[Excerpt from a dataset]
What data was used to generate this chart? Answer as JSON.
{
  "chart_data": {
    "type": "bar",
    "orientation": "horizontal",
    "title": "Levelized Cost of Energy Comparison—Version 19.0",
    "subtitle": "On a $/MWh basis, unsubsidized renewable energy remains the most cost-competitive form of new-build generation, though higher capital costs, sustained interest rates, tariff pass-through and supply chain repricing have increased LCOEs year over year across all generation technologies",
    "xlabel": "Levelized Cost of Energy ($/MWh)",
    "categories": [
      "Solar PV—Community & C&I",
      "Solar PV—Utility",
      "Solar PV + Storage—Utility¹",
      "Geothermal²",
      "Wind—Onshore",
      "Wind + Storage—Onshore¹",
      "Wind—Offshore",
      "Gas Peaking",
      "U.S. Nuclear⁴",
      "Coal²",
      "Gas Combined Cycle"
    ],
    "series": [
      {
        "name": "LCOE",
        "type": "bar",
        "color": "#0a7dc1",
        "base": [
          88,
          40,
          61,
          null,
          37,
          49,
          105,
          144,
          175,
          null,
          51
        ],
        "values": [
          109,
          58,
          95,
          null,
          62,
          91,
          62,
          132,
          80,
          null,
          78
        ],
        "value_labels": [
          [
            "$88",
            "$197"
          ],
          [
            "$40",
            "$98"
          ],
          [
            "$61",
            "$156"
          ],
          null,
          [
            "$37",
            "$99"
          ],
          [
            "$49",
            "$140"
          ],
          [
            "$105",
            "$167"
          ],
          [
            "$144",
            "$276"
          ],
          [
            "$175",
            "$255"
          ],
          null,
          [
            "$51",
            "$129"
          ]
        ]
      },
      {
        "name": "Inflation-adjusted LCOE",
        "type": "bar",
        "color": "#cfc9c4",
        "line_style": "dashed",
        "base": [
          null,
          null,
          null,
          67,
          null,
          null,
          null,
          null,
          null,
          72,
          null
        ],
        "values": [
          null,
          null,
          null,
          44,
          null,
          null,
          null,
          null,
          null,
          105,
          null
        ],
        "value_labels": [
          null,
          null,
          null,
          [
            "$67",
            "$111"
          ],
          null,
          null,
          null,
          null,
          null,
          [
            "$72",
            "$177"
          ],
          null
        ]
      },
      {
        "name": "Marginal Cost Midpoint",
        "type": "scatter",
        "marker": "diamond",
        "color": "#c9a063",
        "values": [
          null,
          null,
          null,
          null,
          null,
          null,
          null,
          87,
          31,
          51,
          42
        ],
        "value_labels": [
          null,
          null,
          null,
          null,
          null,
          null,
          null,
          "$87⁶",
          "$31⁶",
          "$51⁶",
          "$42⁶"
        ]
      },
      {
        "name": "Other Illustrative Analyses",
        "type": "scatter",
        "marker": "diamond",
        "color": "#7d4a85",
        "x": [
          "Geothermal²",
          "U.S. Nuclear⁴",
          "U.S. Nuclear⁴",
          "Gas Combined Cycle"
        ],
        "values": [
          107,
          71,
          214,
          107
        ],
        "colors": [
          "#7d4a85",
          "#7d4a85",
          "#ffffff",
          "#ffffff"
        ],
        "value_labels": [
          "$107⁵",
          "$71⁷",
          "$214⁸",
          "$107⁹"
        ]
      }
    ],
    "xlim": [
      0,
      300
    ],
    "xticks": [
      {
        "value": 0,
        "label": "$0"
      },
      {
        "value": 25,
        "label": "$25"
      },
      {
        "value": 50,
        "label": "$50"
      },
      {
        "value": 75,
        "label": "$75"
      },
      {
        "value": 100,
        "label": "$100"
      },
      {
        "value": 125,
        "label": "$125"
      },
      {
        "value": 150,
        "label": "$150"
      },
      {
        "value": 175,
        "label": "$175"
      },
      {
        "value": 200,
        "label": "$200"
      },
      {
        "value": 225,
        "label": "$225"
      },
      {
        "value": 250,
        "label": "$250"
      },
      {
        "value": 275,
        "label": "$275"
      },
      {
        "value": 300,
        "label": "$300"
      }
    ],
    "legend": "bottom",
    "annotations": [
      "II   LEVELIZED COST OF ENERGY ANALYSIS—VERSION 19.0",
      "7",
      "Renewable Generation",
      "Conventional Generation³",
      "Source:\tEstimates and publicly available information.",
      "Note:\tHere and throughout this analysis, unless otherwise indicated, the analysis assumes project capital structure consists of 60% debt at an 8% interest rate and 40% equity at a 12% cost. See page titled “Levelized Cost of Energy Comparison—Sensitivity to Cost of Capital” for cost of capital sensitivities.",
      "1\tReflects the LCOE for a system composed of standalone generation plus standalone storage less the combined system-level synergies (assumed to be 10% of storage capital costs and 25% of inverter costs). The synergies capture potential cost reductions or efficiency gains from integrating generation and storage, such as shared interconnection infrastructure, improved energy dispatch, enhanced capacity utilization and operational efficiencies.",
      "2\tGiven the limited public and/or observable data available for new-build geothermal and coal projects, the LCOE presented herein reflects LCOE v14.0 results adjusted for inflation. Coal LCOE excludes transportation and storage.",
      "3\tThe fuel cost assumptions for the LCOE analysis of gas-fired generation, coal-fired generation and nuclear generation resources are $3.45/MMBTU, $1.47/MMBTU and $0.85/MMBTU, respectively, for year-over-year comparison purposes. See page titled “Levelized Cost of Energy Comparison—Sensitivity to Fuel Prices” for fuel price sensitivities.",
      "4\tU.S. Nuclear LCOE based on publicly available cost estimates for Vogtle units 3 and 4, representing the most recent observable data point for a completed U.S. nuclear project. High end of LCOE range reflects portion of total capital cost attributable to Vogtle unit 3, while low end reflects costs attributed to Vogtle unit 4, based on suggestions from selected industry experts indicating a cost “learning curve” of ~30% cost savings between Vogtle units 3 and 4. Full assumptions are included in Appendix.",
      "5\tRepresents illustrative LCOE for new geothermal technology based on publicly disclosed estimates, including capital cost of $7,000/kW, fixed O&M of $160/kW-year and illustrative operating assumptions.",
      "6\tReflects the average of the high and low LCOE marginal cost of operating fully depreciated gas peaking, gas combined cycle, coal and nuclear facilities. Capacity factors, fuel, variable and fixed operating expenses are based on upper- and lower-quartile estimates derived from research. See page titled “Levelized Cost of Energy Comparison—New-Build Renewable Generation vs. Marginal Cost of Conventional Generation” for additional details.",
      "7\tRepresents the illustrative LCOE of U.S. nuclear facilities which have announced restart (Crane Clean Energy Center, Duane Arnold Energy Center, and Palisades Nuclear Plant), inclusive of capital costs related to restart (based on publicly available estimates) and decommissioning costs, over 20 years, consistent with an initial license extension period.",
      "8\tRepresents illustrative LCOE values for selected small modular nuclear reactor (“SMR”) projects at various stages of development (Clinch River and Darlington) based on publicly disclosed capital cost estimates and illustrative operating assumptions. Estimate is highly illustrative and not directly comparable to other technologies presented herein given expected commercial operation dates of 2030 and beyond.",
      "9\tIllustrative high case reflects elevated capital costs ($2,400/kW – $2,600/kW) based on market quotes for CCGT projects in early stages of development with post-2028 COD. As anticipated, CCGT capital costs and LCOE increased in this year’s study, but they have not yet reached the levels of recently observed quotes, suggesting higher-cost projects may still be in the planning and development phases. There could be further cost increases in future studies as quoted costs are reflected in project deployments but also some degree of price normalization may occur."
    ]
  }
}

TASK DESCRIPTION: Find the lines that include the string "stages", then copy each of them.

RESULT FOR THIS EXERCISE:
      "8\tRepresents illustrative LCOE values for selected small modular nuclear reactor (“SMR”) projects at various stages of development (Clinch River and Darlington) based on publicly disclosed capital cost estimates and illustrative operating assumptions. Estimate is highly illustrative and not directly comparable to other technologies presented herein given expected commercial operation dates of 2030 and beyond.",
      "9\tIllustrative high case reflects elevated capital costs ($2,400/kW – $2,600/kW) based on market quotes for CCGT projects in early stages of development with post-2028 COD. As anticipated, CCGT capital costs and LCOE increased in this year’s study, but they have not yet reached the levels of recently observed quotes, suggesting higher-cost projects may still be in the planning and development phases. There could be further cost increases in future studies as quoted costs are reflected in project deployments but also some degree of price normalization may occur."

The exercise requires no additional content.